4 Comments

Should I Stay or Should I Go?

I am at a crossroads. Nothing earth-shattering, but as I sit here staring at the mostly-blank screen before me, I am facing a decision: my domain is expiring, do I renew and continue blogging or do I pull the plug?

I began this blog as “Dolly Doormat Doesn’t Live Here”. Initially it was designed to empower women, albeit with a snarky spin. As my content grew, my snarkiness subsided and I realized my true voice is in my compassion. I stepped back and regrouped and relaunched. I never intended The Yellow Kite to gain a huge, world-wide audience, I simply hoped each post would resonate with those–both male and female–who needed to hear my message.

I believe I met that objective, but one never really knows without feedback and interaction. To obtain both feedback and interaction requires connection. Creating connection requires time and effort. Therein lies the true issue: do I have the time and energy to commit to this to make it grow, do I continue as I have and post sporadically, or do I wrap it up and focus on other things?

:: Supplied information ::
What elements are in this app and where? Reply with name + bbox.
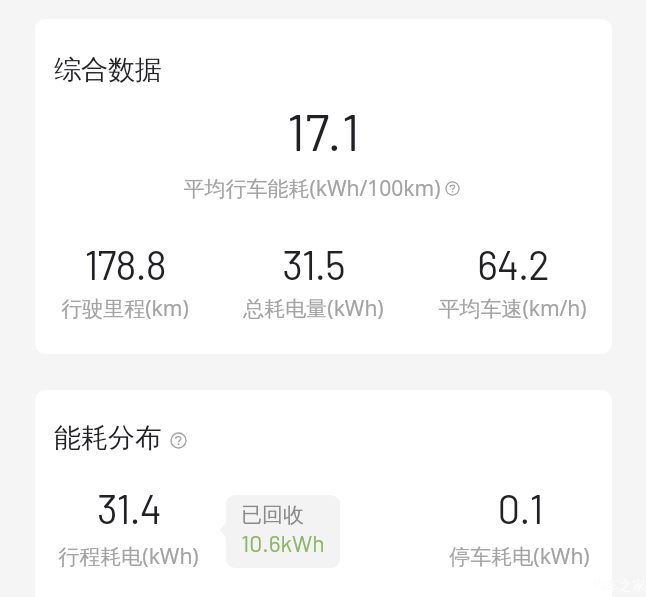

:: Aim of the exercise ::
Write the next part of the blog post about whether to renew the domain or stop blogging, picking up after its final sentence.

:: Reply ::
When I ask myself those questions, others arise: Do I enjoy blogging and sharing my message? Do I believe sharing my life experiences can help someone else? Is what I say of any value or entertaining to others? Is this adding anything to my own life? What if I run out of things to say? If this is something I want to do, then why do I find it so hard to find time to do it? And, the biggest question of all–in this world filled with threats of terrorism, police and race relation tensions, and political issues, who cares about what I have to say? You see, something as simple as a little blog can be fraught with decisions!

While I ponder my decision, I realize life is cyclical and the current state of my life isn’t permanent. Right now I feel overwhelmed by things outside this blog, but one day all that will fall into place and I will again have more time and energy to devote to activities like this.

As I watch the words fill the screen, I admit I feel peace within, I feel the tenuous threads of connection to others, and I feel there is only one right answer. I will renew my domain and continue with The Yellow Kite, albeit sporadically.

So, as I close, I know my eyes may be the only to read this and that’s ok. However, I also know you may have stumbled upon it and have read this far–thank you and I hope you’ll come back again! Perhaps, one day, I will have something to say that can shed some light on an issue you face, make you laugh, sooth your heart, or simply make you feel you’re not alone in this big, misunderstood world. And that is why I blog.

I will stay.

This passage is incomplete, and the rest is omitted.